[Collected data entries]
....................

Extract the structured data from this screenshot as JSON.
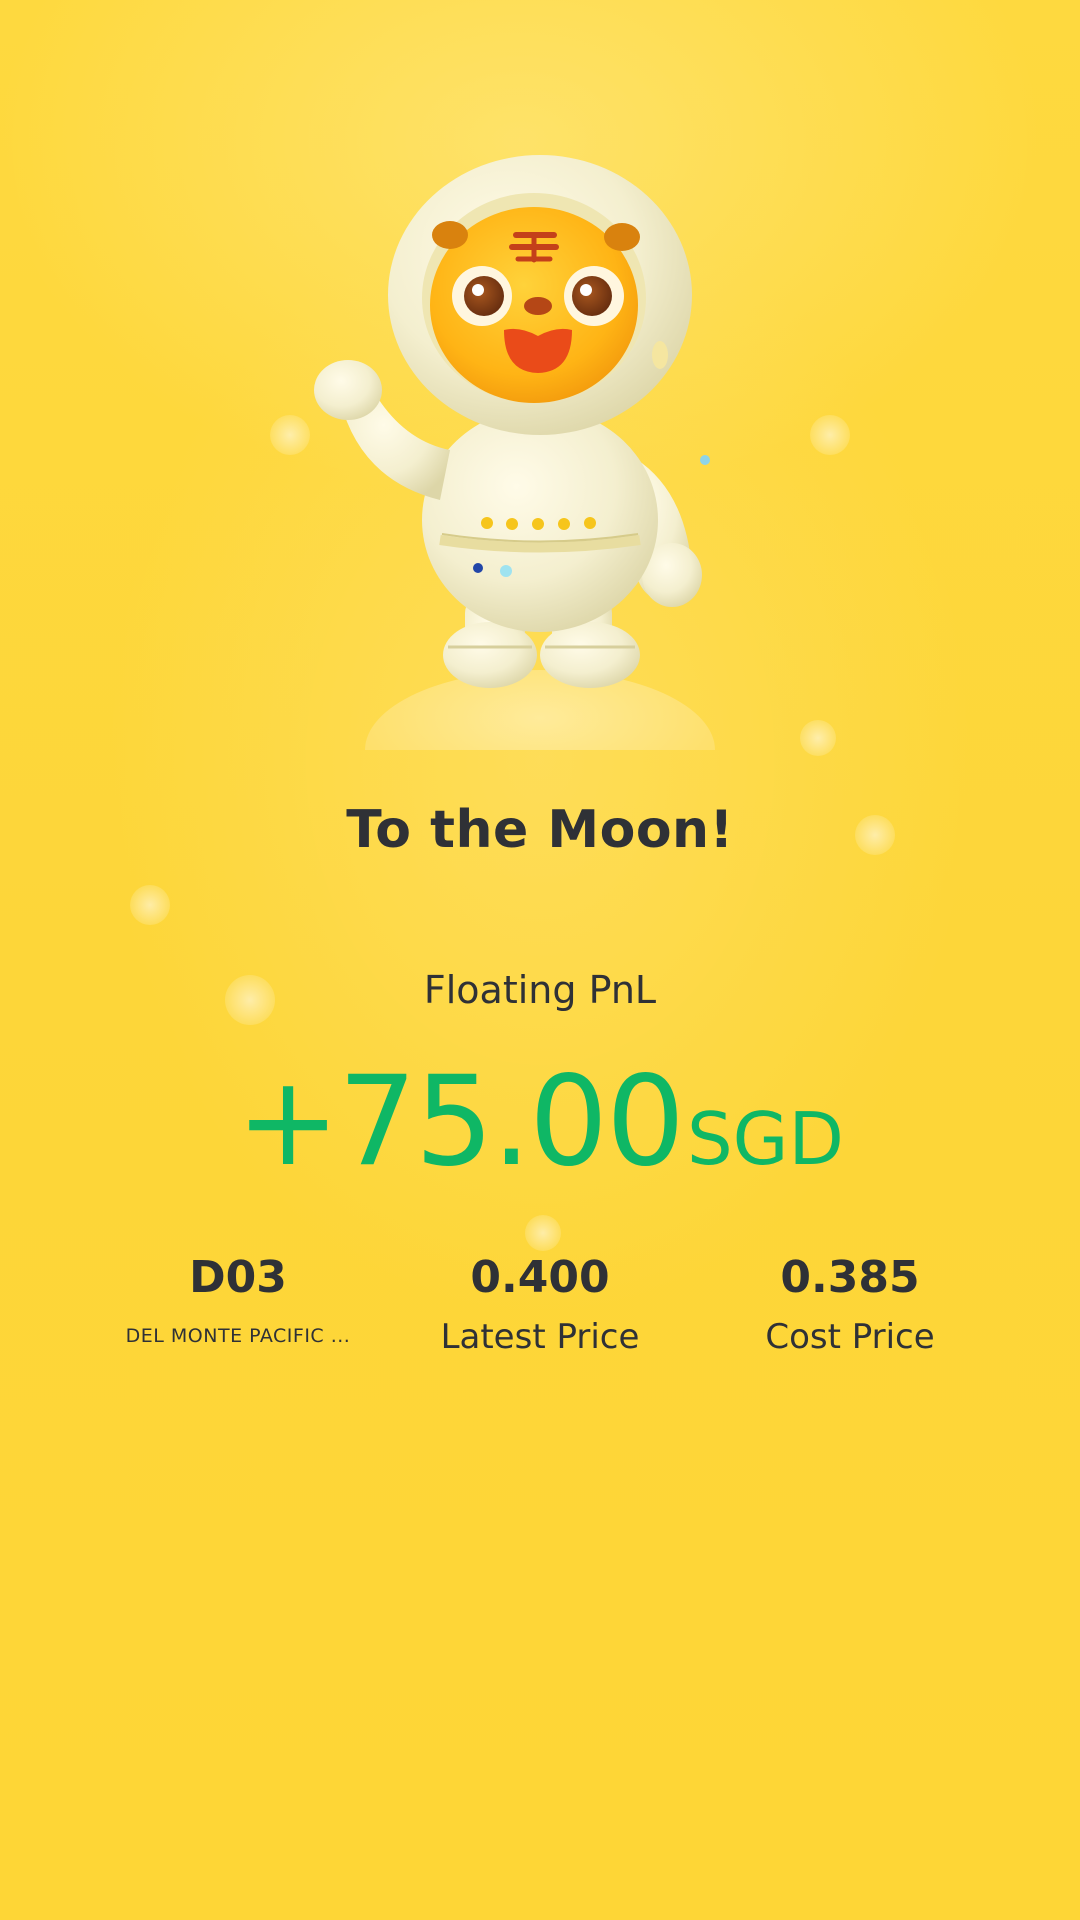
{
  "header": {
    "title": "To the Moon!"
  },
  "pnl": {
    "label": "Floating PnL",
    "value": "+75.00",
    "currency": "SGD",
    "color": "#0fb765"
  },
  "stock": {
    "code": "D03",
    "name": "DEL MONTE PACIFIC ..."
  },
  "latest_price": {
    "value": "0.400",
    "label": "Latest Price"
  },
  "cost_price": {
    "value": "0.385",
    "label": "Cost Price"
  },
  "mascot": {
    "icon": "tiger-astronaut-mascot-icon"
  },
  "theme": {
    "background": "#fdd63a",
    "text": "#2f3136"
  }
}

....................

> Work required: Your task is to reproduce all of the material exactly. The pictures stay out.

> Response:
Extract the structured data from this screenshot as JSON.
{
  "header": {
    "title": "To the Moon!"
  },
  "pnl": {
    "label": "Floating PnL",
    "value": "+75.00",
    "currency": "SGD",
    "color": "#0fb765"
  },
  "stock": {
    "code": "D03",
    "name": "DEL MONTE PACIFIC ..."
  },
  "latest_price": {
    "value": "0.400",
    "label": "Latest Price"
  },
  "cost_price": {
    "value": "0.385",
    "label": "Cost Price"
  },
  "mascot": {
    "icon": "tiger-astronaut-mascot-icon"
  },
  "theme": {
    "background": "#fdd63a",
    "text": "#2f3136"
  }
}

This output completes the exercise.